• [Objective]
Copy out the entries in full and with complete accuracy; pictures are excluded.

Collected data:
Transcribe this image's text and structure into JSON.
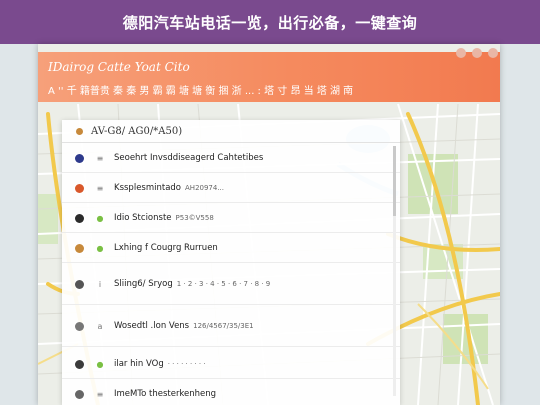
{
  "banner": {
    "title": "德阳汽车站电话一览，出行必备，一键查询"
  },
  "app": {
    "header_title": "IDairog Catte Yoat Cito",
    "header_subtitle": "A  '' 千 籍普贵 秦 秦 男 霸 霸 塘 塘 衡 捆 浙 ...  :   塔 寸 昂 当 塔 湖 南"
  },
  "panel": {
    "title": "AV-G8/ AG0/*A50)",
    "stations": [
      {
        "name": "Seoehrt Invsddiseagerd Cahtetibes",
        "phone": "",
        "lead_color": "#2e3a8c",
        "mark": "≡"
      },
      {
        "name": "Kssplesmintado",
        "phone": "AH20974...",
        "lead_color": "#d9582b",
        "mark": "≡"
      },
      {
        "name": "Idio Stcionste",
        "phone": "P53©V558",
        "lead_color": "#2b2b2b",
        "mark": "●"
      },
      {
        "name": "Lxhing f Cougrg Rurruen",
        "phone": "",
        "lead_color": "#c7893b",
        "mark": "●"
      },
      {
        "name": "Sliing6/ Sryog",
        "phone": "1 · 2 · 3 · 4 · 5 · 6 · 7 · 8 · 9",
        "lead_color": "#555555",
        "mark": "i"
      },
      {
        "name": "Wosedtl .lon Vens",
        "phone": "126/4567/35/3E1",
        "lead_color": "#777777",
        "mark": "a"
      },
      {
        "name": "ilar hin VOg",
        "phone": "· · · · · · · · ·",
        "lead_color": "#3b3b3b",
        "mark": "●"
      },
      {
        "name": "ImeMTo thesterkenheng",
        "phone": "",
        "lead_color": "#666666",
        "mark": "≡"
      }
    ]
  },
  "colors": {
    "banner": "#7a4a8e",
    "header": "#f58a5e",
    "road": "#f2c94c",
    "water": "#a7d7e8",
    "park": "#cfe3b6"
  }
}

• [Right answer]
Transcribe this image's text and structure into JSON.
{
  "banner": {
    "title": "德阳汽车站电话一览，出行必备，一键查询"
  },
  "app": {
    "header_title": "IDairog Catte Yoat Cito",
    "header_subtitle": "A  '' 千 籍普贵 秦 秦 男 霸 霸 塘 塘 衡 捆 浙 ...  :   塔 寸 昂 当 塔 湖 南"
  },
  "panel": {
    "title": "AV-G8/ AG0/*A50)",
    "stations": [
      {
        "name": "Seoehrt Invsddiseagerd Cahtetibes",
        "phone": "",
        "lead_color": "#2e3a8c",
        "mark": "≡"
      },
      {
        "name": "Kssplesmintado",
        "phone": "AH20974...",
        "lead_color": "#d9582b",
        "mark": "≡"
      },
      {
        "name": "Idio Stcionste",
        "phone": "P53©V558",
        "lead_color": "#2b2b2b",
        "mark": "●"
      },
      {
        "name": "Lxhing f Cougrg Rurruen",
        "phone": "",
        "lead_color": "#c7893b",
        "mark": "●"
      },
      {
        "name": "Sliing6/ Sryog",
        "phone": "1 · 2 · 3 · 4 · 5 · 6 · 7 · 8 · 9",
        "lead_color": "#555555",
        "mark": "i"
      },
      {
        "name": "Wosedtl .lon Vens",
        "phone": "126/4567/35/3E1",
        "lead_color": "#777777",
        "mark": "a"
      },
      {
        "name": "ilar hin VOg",
        "phone": "· · · · · · · · ·",
        "lead_color": "#3b3b3b",
        "mark": "●"
      },
      {
        "name": "ImeMTo thesterkenheng",
        "phone": "",
        "lead_color": "#666666",
        "mark": "≡"
      }
    ]
  },
  "colors": {
    "banner": "#7a4a8e",
    "header": "#f58a5e",
    "road": "#f2c94c",
    "water": "#a7d7e8",
    "park": "#cfe3b6"
  }
}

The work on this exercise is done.